◆ What is asked
Gather every line of the material below that contains the string "close", and copy each one in full.

◆ Record set
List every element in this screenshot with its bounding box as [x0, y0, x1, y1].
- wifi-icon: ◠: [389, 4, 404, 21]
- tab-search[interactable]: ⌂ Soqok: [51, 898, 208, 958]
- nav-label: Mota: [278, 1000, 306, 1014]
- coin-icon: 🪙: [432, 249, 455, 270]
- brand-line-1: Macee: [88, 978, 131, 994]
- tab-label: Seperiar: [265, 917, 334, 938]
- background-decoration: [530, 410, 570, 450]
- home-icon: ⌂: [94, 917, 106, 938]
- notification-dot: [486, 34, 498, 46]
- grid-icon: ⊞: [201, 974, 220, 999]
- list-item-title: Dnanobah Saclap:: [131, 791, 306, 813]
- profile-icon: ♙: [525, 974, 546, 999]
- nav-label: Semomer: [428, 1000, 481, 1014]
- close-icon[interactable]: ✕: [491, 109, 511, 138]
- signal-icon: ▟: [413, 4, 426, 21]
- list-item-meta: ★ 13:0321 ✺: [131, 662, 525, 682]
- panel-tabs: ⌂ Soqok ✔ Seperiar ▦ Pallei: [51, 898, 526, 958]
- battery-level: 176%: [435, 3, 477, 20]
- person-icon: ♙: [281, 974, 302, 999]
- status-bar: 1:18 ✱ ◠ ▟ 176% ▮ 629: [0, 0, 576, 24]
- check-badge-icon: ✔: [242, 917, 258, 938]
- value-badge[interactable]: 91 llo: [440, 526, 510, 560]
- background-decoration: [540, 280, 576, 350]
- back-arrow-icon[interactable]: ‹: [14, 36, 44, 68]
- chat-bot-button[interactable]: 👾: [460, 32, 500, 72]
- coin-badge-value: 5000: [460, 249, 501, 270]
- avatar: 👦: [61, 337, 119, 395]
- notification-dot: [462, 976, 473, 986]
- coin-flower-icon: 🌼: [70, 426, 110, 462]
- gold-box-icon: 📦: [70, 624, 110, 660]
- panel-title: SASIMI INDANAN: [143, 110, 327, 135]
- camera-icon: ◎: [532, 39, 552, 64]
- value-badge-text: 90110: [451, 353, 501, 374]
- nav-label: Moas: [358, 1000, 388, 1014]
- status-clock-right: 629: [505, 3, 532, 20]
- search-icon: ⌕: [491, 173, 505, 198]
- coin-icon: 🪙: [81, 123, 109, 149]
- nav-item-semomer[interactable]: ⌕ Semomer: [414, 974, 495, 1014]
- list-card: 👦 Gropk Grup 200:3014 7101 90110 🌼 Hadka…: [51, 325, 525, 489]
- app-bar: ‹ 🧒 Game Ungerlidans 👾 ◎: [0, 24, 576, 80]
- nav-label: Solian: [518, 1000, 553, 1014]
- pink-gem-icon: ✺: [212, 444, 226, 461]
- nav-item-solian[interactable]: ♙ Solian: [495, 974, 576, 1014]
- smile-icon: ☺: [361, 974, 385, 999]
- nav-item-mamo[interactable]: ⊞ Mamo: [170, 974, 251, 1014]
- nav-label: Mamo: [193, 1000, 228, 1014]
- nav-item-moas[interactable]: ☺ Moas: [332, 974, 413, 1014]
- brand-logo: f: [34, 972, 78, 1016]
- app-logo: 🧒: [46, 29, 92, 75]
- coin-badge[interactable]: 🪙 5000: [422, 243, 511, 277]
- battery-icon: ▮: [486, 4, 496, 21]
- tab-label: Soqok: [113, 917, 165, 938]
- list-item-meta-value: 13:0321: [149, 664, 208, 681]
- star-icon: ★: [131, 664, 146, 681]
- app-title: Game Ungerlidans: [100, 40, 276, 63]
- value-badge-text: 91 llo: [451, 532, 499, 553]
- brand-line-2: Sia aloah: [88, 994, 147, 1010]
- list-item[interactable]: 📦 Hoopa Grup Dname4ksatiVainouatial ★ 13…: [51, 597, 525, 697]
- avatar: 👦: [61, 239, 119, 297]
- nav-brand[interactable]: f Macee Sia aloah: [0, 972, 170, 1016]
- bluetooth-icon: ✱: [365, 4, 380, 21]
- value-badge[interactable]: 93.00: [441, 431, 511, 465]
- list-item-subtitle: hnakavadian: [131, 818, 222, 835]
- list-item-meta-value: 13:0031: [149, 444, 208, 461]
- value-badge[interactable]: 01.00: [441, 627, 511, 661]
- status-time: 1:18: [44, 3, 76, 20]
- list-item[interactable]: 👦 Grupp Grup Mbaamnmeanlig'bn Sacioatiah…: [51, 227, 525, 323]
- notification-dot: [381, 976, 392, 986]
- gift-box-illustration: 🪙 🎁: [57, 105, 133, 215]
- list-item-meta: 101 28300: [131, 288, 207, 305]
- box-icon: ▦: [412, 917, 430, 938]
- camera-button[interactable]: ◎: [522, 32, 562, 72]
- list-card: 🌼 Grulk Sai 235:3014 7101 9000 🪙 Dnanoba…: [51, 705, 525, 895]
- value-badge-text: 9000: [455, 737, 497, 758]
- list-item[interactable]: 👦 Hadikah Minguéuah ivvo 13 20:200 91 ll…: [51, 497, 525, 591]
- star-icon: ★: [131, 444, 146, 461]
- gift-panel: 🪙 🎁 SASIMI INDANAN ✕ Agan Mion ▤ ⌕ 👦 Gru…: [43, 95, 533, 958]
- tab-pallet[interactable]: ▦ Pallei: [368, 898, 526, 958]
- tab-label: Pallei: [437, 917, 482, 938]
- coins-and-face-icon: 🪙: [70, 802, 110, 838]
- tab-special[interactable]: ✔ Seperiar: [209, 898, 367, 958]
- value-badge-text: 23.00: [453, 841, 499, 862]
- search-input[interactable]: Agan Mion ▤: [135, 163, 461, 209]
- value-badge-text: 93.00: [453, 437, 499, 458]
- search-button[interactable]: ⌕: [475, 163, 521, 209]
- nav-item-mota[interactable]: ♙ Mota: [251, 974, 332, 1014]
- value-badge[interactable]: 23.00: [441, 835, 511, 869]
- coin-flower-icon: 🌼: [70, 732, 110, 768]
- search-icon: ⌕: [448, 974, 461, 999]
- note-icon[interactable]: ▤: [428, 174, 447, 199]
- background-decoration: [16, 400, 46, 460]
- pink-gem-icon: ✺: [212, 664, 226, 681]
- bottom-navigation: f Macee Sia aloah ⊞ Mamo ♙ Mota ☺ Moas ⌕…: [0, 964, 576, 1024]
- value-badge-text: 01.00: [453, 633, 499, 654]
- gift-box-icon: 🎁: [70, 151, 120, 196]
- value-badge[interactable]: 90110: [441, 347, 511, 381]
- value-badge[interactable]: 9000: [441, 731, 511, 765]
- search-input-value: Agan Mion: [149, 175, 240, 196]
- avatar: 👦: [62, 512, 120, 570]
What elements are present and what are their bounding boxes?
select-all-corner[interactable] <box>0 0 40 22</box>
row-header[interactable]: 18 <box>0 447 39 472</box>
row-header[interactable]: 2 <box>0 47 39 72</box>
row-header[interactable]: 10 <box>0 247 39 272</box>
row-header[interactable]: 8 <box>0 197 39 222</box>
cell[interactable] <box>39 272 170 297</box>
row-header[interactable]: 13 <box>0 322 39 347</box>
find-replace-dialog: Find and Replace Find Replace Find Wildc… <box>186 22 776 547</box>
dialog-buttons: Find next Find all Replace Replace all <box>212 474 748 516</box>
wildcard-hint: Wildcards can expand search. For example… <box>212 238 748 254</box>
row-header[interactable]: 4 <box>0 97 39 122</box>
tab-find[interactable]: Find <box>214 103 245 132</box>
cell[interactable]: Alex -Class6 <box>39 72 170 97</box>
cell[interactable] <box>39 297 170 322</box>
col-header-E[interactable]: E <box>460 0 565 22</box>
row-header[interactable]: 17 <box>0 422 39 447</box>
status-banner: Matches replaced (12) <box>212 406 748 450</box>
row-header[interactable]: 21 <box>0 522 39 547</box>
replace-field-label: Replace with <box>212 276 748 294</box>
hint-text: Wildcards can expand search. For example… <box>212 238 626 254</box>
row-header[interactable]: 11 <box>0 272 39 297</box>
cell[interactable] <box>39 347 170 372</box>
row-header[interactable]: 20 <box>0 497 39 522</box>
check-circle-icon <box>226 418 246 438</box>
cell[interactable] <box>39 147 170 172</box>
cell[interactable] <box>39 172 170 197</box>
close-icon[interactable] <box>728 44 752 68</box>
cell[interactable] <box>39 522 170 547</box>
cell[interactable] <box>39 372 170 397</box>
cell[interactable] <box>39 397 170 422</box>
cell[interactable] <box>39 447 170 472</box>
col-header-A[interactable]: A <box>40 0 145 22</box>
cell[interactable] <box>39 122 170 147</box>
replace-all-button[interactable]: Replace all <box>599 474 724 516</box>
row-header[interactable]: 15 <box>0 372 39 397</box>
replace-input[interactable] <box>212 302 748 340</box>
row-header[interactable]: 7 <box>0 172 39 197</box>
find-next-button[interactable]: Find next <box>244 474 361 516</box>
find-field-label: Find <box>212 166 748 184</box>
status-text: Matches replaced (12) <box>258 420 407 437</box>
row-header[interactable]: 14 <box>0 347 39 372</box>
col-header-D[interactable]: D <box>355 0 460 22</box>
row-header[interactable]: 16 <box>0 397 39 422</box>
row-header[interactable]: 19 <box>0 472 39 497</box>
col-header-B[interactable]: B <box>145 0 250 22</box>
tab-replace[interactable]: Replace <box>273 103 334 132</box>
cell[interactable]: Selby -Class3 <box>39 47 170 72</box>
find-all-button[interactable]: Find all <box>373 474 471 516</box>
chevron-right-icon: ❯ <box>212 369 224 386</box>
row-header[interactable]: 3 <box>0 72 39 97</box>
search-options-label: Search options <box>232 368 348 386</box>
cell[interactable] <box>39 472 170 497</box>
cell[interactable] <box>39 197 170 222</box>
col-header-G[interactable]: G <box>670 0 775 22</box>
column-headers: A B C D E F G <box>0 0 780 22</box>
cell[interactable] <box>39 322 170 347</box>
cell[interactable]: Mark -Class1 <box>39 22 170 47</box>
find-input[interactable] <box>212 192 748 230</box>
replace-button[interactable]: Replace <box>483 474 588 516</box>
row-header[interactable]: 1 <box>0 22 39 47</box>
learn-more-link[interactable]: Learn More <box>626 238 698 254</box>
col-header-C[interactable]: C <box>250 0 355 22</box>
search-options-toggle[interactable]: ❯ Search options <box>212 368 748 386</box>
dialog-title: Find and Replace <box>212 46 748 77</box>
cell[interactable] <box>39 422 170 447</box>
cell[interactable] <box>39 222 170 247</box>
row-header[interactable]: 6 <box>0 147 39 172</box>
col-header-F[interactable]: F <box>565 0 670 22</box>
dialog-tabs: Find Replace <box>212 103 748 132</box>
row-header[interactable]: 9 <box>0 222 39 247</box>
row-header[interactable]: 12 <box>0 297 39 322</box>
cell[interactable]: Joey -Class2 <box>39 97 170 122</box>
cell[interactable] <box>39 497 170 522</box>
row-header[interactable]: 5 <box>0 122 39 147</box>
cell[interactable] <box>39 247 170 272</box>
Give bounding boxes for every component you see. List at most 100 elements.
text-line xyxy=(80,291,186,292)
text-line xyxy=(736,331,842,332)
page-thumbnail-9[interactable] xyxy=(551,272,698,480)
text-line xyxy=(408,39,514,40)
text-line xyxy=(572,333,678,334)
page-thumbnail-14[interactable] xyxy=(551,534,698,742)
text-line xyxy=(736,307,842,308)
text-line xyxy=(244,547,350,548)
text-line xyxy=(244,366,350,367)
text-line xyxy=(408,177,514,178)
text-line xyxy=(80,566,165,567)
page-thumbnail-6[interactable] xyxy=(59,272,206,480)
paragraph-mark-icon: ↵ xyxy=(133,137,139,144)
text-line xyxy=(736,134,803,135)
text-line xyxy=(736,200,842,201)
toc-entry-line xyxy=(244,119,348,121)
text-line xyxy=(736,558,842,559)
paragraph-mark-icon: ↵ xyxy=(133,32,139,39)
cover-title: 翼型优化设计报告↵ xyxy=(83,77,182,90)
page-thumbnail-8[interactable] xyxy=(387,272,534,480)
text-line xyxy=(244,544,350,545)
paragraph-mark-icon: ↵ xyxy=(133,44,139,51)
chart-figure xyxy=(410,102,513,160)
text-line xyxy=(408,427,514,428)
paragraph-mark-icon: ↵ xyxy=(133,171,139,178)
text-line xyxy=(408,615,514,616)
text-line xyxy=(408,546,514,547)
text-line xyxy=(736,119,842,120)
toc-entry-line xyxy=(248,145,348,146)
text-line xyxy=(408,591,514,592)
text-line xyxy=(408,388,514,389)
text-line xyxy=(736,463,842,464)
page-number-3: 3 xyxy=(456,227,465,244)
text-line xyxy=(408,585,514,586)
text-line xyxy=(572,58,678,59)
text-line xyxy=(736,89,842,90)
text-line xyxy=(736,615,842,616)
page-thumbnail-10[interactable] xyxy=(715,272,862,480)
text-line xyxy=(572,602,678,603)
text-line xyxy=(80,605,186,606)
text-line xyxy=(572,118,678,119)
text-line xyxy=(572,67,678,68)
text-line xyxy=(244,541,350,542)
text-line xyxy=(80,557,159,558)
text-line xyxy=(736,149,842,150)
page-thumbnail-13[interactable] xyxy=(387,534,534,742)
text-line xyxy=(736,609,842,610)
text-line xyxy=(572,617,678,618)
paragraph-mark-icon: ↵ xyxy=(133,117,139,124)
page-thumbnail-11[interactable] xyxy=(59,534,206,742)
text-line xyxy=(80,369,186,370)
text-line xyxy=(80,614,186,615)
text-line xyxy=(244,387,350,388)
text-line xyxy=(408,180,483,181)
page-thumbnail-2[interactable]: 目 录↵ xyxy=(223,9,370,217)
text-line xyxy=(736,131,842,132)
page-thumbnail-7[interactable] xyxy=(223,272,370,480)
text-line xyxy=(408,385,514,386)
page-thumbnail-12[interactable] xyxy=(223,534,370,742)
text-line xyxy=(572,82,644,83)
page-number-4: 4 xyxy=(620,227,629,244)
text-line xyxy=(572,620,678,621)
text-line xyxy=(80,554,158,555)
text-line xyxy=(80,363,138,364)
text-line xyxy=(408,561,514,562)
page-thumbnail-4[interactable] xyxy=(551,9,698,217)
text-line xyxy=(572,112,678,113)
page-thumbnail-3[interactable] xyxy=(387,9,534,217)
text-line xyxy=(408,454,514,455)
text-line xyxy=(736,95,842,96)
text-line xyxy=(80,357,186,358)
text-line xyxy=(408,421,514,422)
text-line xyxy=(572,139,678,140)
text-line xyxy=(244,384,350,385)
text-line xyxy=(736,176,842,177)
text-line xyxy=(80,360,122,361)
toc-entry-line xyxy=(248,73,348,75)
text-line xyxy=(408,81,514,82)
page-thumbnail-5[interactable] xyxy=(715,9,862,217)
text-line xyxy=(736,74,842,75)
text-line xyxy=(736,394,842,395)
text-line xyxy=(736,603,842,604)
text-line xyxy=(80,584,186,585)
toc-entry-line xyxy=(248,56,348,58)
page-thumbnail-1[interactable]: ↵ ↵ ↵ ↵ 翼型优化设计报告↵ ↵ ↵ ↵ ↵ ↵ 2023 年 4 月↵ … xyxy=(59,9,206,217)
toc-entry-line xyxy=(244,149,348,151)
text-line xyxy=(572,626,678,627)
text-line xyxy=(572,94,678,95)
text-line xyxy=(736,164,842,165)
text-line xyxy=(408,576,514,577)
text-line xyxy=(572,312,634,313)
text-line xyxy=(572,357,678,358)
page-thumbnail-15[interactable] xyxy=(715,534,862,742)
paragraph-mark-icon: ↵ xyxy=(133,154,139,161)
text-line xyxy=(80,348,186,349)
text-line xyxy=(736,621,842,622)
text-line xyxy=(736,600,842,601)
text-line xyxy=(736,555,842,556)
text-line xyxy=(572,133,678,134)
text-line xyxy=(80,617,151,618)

◆ Solution
- close-icon[interactable]: ✕: [491, 109, 511, 138]
close-icon[interactable] <box>728 44 752 68</box>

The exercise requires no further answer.